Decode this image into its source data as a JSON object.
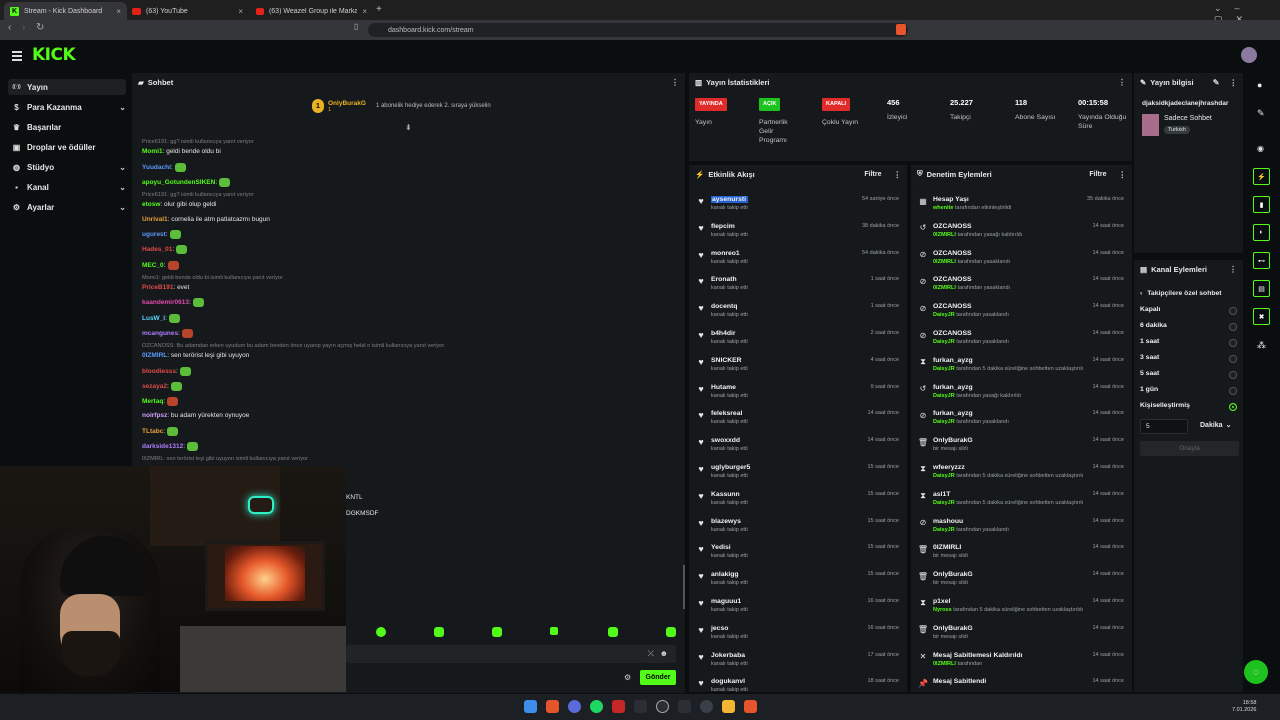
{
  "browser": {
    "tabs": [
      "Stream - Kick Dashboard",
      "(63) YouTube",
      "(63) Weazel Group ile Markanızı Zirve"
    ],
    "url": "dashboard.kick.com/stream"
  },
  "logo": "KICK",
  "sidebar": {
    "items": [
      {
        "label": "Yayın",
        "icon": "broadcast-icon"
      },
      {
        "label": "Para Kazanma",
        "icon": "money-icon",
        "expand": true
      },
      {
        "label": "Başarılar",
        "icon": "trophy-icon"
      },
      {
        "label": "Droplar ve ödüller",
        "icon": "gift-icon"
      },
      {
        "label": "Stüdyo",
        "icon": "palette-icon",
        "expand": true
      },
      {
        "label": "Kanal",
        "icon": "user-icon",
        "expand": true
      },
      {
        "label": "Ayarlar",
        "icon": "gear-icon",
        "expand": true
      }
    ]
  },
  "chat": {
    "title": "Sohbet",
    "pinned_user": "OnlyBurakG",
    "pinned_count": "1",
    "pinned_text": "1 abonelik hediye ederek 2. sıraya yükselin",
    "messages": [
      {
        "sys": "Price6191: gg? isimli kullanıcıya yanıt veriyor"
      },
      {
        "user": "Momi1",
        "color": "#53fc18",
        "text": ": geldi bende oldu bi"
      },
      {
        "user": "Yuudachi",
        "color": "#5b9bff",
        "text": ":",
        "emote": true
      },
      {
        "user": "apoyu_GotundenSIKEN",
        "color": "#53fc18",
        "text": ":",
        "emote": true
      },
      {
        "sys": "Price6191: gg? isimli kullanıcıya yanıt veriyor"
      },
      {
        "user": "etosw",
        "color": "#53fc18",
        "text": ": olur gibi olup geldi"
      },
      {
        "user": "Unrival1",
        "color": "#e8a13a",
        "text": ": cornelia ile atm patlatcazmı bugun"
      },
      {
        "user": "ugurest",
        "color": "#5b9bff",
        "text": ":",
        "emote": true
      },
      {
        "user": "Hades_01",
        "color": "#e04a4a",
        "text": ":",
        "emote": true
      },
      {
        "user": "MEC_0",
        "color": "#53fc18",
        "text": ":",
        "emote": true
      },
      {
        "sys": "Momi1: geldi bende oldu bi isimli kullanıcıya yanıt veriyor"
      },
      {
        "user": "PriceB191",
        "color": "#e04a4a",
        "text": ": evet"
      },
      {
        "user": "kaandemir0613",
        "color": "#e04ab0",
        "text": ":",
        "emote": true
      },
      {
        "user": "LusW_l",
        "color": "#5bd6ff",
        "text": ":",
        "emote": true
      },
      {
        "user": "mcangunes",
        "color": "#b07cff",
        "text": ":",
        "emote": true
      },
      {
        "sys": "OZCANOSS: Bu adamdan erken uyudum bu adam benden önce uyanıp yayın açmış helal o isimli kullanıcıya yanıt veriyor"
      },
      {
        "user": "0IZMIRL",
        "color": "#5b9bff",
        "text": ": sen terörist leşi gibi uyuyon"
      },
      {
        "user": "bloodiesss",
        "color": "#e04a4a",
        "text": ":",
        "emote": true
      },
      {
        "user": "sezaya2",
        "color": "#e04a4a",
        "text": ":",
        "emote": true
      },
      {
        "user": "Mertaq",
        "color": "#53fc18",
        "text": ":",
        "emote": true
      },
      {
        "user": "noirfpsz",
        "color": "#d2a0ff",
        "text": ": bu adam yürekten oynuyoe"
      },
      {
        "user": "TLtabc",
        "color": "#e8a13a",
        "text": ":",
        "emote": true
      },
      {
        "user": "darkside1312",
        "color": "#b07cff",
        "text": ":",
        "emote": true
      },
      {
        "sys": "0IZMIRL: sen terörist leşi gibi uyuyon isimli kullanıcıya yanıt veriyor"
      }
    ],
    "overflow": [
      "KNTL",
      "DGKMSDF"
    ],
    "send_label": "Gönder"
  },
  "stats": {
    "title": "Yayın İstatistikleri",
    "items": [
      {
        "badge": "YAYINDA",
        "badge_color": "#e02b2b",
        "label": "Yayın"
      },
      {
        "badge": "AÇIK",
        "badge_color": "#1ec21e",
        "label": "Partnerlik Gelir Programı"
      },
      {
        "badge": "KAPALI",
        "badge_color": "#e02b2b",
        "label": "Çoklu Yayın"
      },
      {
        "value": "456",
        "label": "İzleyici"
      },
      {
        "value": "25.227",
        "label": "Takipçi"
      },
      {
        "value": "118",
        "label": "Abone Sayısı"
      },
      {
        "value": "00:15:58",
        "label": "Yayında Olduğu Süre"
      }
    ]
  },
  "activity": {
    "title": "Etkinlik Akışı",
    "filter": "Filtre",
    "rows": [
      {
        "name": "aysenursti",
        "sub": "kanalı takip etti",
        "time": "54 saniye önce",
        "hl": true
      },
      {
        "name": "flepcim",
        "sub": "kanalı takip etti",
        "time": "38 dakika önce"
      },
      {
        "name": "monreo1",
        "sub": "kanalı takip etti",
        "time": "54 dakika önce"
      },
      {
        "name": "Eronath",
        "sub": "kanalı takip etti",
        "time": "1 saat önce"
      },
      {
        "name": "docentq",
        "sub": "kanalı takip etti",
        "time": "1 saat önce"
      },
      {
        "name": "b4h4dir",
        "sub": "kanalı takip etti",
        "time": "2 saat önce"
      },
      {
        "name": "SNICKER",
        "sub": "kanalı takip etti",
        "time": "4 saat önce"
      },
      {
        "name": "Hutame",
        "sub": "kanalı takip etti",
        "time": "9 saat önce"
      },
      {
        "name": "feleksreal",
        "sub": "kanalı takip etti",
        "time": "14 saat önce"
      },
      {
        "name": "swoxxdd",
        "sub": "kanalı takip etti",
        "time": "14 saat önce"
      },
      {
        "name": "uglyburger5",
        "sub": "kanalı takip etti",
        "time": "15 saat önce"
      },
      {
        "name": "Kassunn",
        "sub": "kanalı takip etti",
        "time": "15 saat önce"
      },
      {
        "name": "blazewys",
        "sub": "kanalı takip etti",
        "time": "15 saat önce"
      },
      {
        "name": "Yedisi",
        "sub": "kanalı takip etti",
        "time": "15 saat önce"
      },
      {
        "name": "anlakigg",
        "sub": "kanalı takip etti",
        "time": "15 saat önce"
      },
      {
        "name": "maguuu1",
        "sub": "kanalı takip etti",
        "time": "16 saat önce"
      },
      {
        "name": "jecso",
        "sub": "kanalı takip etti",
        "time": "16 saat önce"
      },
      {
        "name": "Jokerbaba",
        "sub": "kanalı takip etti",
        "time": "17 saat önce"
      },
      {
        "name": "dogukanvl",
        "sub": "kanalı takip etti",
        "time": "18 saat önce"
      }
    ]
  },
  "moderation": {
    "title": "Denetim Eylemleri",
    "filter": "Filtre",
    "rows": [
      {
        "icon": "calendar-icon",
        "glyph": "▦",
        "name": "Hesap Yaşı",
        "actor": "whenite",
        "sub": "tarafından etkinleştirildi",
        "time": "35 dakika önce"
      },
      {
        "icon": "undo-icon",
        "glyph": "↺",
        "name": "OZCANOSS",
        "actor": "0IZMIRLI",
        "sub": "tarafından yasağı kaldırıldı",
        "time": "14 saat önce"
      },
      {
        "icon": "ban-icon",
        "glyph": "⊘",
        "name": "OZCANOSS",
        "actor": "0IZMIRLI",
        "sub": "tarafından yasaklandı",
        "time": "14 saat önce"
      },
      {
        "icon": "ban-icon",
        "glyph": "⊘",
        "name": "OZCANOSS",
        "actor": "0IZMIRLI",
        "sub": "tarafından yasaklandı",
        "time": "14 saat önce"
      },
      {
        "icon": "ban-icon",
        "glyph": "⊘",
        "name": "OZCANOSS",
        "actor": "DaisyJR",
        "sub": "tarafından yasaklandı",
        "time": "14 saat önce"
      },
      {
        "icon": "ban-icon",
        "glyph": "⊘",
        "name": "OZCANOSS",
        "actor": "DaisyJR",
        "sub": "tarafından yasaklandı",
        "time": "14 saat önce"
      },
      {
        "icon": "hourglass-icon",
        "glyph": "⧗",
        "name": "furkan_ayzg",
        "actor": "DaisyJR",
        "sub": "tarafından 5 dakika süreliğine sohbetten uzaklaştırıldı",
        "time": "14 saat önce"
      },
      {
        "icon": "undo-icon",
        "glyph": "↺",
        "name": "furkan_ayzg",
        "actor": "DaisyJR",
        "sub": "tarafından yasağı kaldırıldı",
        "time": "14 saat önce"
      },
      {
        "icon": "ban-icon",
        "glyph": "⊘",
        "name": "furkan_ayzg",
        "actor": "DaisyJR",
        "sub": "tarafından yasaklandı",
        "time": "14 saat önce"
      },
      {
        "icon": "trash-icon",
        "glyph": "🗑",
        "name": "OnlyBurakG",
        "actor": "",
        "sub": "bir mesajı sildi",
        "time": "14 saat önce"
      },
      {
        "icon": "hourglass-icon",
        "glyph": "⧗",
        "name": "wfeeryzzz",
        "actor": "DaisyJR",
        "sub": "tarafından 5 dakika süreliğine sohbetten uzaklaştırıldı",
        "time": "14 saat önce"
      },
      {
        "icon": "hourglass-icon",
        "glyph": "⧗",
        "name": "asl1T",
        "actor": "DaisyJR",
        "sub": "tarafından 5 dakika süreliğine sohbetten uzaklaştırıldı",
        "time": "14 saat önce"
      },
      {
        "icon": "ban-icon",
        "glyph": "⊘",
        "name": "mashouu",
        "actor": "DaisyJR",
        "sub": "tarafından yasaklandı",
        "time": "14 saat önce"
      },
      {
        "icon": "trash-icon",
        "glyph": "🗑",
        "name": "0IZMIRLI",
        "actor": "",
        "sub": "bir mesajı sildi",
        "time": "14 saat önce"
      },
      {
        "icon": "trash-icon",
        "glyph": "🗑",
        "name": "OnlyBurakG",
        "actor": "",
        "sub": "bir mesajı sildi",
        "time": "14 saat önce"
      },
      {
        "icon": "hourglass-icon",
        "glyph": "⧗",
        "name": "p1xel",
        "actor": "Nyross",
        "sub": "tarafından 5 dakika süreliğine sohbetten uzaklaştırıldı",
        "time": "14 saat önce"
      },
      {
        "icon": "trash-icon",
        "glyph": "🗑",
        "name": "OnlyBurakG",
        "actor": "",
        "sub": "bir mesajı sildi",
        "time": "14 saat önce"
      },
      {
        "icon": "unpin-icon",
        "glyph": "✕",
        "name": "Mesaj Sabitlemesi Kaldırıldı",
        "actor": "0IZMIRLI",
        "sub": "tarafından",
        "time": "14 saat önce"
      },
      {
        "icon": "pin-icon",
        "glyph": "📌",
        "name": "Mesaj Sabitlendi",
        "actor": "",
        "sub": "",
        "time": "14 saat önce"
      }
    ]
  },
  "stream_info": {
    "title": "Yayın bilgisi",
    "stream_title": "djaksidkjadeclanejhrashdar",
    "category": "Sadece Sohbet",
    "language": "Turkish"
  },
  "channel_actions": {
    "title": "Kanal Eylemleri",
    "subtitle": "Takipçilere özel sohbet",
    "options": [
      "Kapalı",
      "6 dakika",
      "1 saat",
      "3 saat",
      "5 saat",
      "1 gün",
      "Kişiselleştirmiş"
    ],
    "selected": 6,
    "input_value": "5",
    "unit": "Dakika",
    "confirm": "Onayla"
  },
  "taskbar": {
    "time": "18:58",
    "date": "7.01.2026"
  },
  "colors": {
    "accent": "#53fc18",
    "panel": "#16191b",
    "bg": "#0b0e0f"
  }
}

* * *

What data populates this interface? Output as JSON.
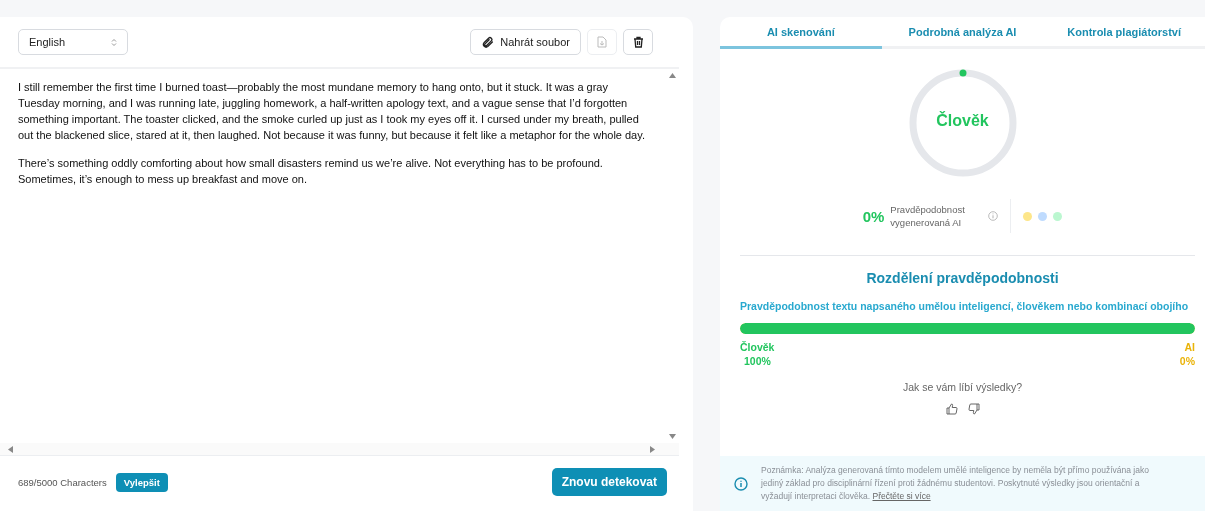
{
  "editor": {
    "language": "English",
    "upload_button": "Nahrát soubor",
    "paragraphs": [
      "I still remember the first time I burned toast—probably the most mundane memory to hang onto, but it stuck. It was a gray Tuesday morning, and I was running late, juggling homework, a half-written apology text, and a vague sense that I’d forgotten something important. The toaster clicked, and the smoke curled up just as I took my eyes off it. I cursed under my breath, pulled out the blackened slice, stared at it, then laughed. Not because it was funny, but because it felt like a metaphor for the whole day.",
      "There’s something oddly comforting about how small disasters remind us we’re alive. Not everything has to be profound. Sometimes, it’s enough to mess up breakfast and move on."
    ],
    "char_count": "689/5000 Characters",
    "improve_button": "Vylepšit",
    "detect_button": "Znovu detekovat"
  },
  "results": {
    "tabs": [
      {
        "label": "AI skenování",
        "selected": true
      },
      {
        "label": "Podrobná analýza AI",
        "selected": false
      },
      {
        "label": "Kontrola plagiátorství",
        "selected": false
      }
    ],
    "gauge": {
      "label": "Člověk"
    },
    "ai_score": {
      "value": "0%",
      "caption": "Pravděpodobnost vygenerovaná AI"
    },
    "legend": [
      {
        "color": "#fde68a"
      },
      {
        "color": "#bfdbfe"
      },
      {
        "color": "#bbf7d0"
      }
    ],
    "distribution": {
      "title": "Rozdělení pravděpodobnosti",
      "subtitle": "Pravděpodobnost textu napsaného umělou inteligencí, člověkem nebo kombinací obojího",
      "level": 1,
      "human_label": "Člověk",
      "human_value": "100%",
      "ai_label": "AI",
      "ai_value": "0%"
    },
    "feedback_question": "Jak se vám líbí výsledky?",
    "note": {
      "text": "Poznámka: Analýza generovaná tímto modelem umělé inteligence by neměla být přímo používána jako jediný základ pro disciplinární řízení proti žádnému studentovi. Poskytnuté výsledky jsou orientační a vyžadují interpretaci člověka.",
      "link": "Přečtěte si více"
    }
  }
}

WHAT TO WORK ON -> Write only the number of lines in the records that include the word "výsledky".

TASK RESULT -> 2